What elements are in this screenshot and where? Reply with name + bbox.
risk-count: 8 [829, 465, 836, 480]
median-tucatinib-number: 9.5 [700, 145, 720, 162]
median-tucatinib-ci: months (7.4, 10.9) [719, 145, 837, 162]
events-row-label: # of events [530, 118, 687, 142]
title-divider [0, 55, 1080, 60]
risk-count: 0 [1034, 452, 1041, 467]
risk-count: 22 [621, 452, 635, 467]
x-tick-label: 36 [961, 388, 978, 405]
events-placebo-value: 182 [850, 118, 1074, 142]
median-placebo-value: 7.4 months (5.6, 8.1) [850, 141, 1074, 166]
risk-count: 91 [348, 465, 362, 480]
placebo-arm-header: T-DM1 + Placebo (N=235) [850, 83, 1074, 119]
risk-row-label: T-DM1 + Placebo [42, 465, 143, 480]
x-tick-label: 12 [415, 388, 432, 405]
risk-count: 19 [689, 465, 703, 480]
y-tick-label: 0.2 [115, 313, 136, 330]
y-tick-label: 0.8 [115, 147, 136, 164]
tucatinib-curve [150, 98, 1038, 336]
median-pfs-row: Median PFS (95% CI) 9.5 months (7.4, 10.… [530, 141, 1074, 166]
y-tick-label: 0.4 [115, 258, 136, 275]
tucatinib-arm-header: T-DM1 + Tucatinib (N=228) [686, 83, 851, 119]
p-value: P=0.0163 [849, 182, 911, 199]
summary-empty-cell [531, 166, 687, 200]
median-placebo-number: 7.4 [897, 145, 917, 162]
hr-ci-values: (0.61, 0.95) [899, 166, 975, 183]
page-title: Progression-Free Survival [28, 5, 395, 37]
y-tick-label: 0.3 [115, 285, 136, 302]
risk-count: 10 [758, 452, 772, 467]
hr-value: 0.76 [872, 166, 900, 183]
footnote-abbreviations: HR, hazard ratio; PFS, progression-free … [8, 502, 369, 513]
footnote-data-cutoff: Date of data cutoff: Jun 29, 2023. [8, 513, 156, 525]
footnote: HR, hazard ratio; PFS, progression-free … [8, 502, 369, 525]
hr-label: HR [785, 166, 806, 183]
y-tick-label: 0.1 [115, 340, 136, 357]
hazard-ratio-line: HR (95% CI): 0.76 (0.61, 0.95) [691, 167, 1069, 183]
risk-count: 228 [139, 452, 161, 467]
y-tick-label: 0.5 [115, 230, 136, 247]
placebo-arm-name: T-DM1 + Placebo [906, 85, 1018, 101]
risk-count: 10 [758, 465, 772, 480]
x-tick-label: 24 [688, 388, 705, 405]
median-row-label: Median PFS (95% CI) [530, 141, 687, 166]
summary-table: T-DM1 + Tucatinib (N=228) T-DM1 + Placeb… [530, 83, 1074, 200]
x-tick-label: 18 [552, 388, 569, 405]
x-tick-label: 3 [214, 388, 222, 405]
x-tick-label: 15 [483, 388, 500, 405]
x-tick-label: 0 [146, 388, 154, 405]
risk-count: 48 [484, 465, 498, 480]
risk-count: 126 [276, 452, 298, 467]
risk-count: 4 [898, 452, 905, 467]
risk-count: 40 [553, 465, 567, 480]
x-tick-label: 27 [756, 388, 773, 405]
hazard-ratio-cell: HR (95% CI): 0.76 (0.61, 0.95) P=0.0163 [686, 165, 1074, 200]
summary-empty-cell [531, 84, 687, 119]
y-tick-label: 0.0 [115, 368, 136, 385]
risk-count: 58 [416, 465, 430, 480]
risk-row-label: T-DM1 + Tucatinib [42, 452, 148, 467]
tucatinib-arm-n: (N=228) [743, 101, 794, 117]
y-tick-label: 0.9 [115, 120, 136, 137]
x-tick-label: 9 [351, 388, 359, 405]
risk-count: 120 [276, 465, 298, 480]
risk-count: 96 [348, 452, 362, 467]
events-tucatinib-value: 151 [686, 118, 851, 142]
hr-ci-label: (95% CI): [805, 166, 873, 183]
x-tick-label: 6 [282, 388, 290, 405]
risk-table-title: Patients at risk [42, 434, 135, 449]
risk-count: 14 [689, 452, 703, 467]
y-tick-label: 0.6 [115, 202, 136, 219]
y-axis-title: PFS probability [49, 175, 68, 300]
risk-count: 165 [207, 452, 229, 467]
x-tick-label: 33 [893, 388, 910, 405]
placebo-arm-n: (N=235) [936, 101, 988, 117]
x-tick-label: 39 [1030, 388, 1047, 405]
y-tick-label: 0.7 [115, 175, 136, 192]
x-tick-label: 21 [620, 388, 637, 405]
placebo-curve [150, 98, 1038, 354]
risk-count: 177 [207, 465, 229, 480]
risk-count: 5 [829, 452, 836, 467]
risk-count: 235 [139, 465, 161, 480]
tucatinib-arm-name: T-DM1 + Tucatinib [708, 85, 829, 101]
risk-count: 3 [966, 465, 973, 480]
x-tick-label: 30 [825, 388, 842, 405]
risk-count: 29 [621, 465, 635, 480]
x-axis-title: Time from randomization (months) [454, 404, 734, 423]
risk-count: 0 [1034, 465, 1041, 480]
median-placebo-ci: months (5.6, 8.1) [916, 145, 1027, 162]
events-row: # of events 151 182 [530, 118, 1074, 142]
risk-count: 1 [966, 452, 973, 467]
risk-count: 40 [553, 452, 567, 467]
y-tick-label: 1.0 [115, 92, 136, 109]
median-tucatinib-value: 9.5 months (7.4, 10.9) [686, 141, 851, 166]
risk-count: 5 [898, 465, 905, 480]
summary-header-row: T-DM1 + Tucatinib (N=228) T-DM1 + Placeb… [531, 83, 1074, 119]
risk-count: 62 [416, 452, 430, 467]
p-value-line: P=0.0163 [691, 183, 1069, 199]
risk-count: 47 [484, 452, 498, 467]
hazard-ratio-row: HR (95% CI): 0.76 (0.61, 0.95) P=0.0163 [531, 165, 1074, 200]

=======

▶ _EXERCISE INSTRUCTIONS_: Work through the material above and count the lines that contain the word "footnote". Only the number is to be given.

▶ _EXERCISE SOLUTION_: 3